Instructions to follow. Repeat every entry in the listing below, exactly.

Record extracts.

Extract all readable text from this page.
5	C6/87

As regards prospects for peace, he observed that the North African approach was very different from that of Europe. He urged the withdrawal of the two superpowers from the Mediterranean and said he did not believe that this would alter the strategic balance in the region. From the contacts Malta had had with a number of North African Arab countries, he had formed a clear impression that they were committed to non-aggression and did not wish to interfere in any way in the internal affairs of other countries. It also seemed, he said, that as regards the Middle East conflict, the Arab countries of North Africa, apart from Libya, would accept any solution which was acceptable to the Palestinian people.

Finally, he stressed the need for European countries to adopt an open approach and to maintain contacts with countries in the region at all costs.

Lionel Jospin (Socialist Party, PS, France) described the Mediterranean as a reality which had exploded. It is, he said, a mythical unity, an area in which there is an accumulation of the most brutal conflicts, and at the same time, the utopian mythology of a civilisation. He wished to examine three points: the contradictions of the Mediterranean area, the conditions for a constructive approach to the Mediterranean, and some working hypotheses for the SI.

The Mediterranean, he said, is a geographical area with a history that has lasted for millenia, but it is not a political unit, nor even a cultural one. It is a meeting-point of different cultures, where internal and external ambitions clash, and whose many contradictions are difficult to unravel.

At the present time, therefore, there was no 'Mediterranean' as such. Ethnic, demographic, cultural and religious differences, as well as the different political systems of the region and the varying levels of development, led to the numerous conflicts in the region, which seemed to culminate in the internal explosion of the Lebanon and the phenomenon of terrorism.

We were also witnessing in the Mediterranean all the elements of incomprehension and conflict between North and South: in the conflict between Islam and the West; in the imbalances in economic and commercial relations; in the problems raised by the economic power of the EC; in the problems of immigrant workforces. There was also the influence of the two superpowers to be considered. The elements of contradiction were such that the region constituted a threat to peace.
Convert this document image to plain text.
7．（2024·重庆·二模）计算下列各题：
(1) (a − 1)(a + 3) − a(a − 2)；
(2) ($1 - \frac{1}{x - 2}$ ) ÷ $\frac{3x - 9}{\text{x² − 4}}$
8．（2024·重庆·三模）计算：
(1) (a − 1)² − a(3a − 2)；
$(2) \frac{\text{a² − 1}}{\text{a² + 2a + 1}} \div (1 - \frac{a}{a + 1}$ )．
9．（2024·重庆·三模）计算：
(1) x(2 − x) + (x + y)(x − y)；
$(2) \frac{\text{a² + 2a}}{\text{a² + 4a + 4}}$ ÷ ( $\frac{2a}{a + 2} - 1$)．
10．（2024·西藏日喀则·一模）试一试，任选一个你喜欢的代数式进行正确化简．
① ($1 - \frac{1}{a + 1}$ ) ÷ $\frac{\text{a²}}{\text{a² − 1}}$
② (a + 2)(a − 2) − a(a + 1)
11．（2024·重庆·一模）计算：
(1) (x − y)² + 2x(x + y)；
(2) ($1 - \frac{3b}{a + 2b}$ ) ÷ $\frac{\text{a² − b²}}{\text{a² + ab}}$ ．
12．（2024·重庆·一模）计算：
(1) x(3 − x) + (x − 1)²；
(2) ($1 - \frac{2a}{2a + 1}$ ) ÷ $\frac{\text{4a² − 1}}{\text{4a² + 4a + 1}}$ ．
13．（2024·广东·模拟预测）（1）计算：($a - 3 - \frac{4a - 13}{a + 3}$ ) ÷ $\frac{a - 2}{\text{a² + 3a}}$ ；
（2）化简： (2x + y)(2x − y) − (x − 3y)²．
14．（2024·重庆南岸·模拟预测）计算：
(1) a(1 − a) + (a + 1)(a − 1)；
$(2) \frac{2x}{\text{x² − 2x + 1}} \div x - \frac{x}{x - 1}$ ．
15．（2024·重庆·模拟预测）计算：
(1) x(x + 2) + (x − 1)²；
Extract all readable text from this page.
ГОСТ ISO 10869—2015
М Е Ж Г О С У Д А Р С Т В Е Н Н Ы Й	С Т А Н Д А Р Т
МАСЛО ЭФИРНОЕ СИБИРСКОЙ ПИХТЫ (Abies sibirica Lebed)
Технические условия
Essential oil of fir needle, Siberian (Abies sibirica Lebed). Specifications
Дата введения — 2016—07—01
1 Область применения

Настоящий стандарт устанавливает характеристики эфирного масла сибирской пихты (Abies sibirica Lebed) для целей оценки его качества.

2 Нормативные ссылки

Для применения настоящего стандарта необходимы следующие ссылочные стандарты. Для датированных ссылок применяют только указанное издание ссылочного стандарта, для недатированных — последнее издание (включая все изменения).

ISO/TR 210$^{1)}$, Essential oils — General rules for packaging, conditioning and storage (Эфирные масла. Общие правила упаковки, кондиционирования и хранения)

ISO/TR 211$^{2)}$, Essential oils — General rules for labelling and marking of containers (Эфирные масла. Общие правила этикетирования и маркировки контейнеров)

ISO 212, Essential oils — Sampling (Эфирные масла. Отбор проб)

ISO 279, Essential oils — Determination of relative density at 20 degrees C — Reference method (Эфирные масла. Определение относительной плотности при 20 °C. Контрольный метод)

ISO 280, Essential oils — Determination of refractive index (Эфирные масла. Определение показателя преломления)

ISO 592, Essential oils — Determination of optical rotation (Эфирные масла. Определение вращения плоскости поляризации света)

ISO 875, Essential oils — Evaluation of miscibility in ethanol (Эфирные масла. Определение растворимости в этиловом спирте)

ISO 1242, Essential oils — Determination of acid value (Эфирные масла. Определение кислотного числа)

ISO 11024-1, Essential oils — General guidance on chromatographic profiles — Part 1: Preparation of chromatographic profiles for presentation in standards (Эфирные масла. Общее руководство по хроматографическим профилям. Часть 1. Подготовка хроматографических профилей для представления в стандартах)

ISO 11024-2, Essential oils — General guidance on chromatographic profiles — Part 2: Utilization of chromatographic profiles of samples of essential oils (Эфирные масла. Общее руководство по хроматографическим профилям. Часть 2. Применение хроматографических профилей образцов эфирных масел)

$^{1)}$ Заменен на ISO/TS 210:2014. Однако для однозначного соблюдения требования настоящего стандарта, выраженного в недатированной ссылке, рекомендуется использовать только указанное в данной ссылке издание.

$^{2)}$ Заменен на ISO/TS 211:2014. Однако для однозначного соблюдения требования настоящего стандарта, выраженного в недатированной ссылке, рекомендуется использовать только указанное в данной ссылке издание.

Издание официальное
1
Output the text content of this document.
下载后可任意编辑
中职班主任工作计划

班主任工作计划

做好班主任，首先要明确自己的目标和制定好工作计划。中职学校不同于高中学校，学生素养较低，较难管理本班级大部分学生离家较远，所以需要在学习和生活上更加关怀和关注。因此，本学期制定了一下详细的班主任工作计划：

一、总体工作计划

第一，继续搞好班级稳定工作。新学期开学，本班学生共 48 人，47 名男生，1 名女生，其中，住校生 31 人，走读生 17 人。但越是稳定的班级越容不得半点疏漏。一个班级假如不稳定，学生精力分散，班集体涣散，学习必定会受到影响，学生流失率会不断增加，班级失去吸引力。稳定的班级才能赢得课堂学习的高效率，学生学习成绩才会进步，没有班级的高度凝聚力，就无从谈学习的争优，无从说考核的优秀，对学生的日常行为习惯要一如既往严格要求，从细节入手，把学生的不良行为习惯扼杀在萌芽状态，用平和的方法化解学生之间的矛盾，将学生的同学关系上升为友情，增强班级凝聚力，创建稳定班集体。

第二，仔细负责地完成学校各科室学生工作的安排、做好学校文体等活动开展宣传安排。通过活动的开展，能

Full answer.
Extract all readable text from this page.
5	C6/87

As regards prospects for peace, he observed that the North African approach was very different from that of Europe. He urged the withdrawal of the two superpowers from the Mediterranean and said he did not believe that this would alter the strategic balance in the region. From the contacts Malta had had with a number of North African Arab countries, he had formed a clear impression that they were committed to non-aggression and did not wish to interfere in any way in the internal affairs of other countries. It also seemed, he said, that as regards the Middle East conflict, the Arab countries of North Africa, apart from Libya, would accept any solution which was acceptable to the Palestinian people.

Finally, he stressed the need for European countries to adopt an open approach and to maintain contacts with countries in the region at all costs.

Lionel Jospin (Socialist Party, PS, France) described the Mediterranean as a reality which had exploded. It is, he said, a mythical unity, an area in which there is an accumulation of the most brutal conflicts, and at the same time, the utopian mythology of a civilisation. He wished to examine three points: the contradictions of the Mediterranean area, the conditions for a constructive approach to the Mediterranean, and some working hypotheses for the SI.

The Mediterranean, he said, is a geographical area with a history that has lasted for millenia, but it is not a political unit, nor even a cultural one. It is a meeting-point of different cultures, where internal and external ambitions clash, and whose many contradictions are difficult to unravel.

At the present time, therefore, there was no 'Mediterranean' as such. Ethnic, demographic, cultural and religious differences, as well as the different political systems of the region and the varying levels of development, led to the numerous conflicts in the region, which seemed to culminate in the internal explosion of the Lebanon and the phenomenon of terrorism.

We were also witnessing in the Mediterranean all the elements of incomprehension and conflict between North and South: in the conflict between Islam and the West; in the imbalances in economic and commercial relations; in the problems raised by the economic power of the EC; in the problems of immigrant workforces. There was also the influence of the two superpowers to be considered. The elements of contradiction were such that the region constituted a threat to peace.
Convert this document image to plain text.
7．（2024·重庆·二模）计算下列各题：
(1) (a − 1)(a + 3) − a(a − 2)；
(2) ($1 - \frac{1}{x - 2}$ ) ÷ $\frac{3x - 9}{\text{x² − 4}}$
8．（2024·重庆·三模）计算：
(1) (a − 1)² − a(3a − 2)；
$(2) \frac{\text{a² − 1}}{\text{a² + 2a + 1}} \div (1 - \frac{a}{a + 1}$ )．
9．（2024·重庆·三模）计算：
(1) x(2 − x) + (x + y)(x − y)；
$(2) \frac{\text{a² + 2a}}{\text{a² + 4a + 4}}$ ÷ ( $\frac{2a}{a + 2} - 1$)．
10．（2024·西藏日喀则·一模）试一试，任选一个你喜欢的代数式进行正确化简．
① ($1 - \frac{1}{a + 1}$ ) ÷ $\frac{\text{a²}}{\text{a² − 1}}$
② (a + 2)(a − 2) − a(a + 1)
11．（2024·重庆·一模）计算：
(1) (x − y)² + 2x(x + y)；
(2) ($1 - \frac{3b}{a + 2b}$ ) ÷ $\frac{\text{a² − b²}}{\text{a² + ab}}$ ．
12．（2024·重庆·一模）计算：
(1) x(3 − x) + (x − 1)²；
(2) ($1 - \frac{2a}{2a + 1}$ ) ÷ $\frac{\text{4a² − 1}}{\text{4a² + 4a + 1}}$ ．
13．（2024·广东·模拟预测）（1）计算：($a - 3 - \frac{4a - 13}{a + 3}$ ) ÷ $\frac{a - 2}{\text{a² + 3a}}$ ；
（2）化简： (2x + y)(2x − y) − (x − 3y)²．
14．（2024·重庆南岸·模拟预测）计算：
(1) a(1 − a) + (a + 1)(a − 1)；
$(2) \frac{2x}{\text{x² − 2x + 1}} \div x - \frac{x}{x - 1}$ ．
15．（2024·重庆·模拟预测）计算：
(1) x(x + 2) + (x − 1)²；
Extract all readable text from this page.
ГОСТ ISO 10869—2015
М Е Ж Г О С У Д А Р С Т В Е Н Н Ы Й	С Т А Н Д А Р Т
МАСЛО ЭФИРНОЕ СИБИРСКОЙ ПИХТЫ (Abies sibirica Lebed)
Технические условия
Essential oil of fir needle, Siberian (Abies sibirica Lebed). Specifications
Дата введения — 2016—07—01
1 Область применения

Настоящий стандарт устанавливает характеристики эфирного масла сибирской пихты (Abies sibirica Lebed) для целей оценки его качества.

2 Нормативные ссылки

Для применения настоящего стандарта необходимы следующие ссылочные стандарты. Для датированных ссылок применяют только указанное издание ссылочного стандарта, для недатированных — последнее издание (включая все изменения).

ISO/TR 210$^{1)}$, Essential oils — General rules for packaging, conditioning and storage (Эфирные масла. Общие правила упаковки, кондиционирования и хранения)

ISO/TR 211$^{2)}$, Essential oils — General rules for labelling and marking of containers (Эфирные масла. Общие правила этикетирования и маркировки контейнеров)

ISO 212, Essential oils — Sampling (Эфирные масла. Отбор проб)

ISO 279, Essential oils — Determination of relative density at 20 degrees C — Reference method (Эфирные масла. Определение относительной плотности при 20 °C. Контрольный метод)

ISO 280, Essential oils — Determination of refractive index (Эфирные масла. Определение показателя преломления)

ISO 592, Essential oils — Determination of optical rotation (Эфирные масла. Определение вращения плоскости поляризации света)

ISO 875, Essential oils — Evaluation of miscibility in ethanol (Эфирные масла. Определение растворимости в этиловом спирте)

ISO 1242, Essential oils — Determination of acid value (Эфирные масла. Определение кислотного числа)

ISO 11024-1, Essential oils — General guidance on chromatographic profiles — Part 1: Preparation of chromatographic profiles for presentation in standards (Эфирные масла. Общее руководство по хроматографическим профилям. Часть 1. Подготовка хроматографических профилей для представления в стандартах)

ISO 11024-2, Essential oils — General guidance on chromatographic profiles — Part 2: Utilization of chromatographic profiles of samples of essential oils (Эфирные масла. Общее руководство по хроматографическим профилям. Часть 2. Применение хроматографических профилей образцов эфирных масел)

$^{1)}$ Заменен на ISO/TS 210:2014. Однако для однозначного соблюдения требования настоящего стандарта, выраженного в недатированной ссылке, рекомендуется использовать только указанное в данной ссылке издание.

$^{2)}$ Заменен на ISO/TS 211:2014. Однако для однозначного соблюдения требования настоящего стандарта, выраженного в недатированной ссылке, рекомендуется использовать только указанное в данной ссылке издание.

Издание официальное
1
Output the text content of this document.
下载后可任意编辑
中职班主任工作计划

班主任工作计划

做好班主任，首先要明确自己的目标和制定好工作计划。中职学校不同于高中学校，学生素养较低，较难管理本班级大部分学生离家较远，所以需要在学习和生活上更加关怀和关注。因此，本学期制定了一下详细的班主任工作计划：

一、总体工作计划

第一，继续搞好班级稳定工作。新学期开学，本班学生共 48 人，47 名男生，1 名女生，其中，住校生 31 人，走读生 17 人。但越是稳定的班级越容不得半点疏漏。一个班级假如不稳定，学生精力分散，班集体涣散，学习必定会受到影响，学生流失率会不断增加，班级失去吸引力。稳定的班级才能赢得课堂学习的高效率，学生学习成绩才会进步，没有班级的高度凝聚力，就无从谈学习的争优，无从说考核的优秀，对学生的日常行为习惯要一如既往严格要求，从细节入手，把学生的不良行为习惯扼杀在萌芽状态，用平和的方法化解学生之间的矛盾，将学生的同学关系上升为友情，增强班级凝聚力，创建稳定班集体。

第二，仔细负责地完成学校各科室学生工作的安排、做好学校文体等活动开展宣传安排。通过活动的开展，能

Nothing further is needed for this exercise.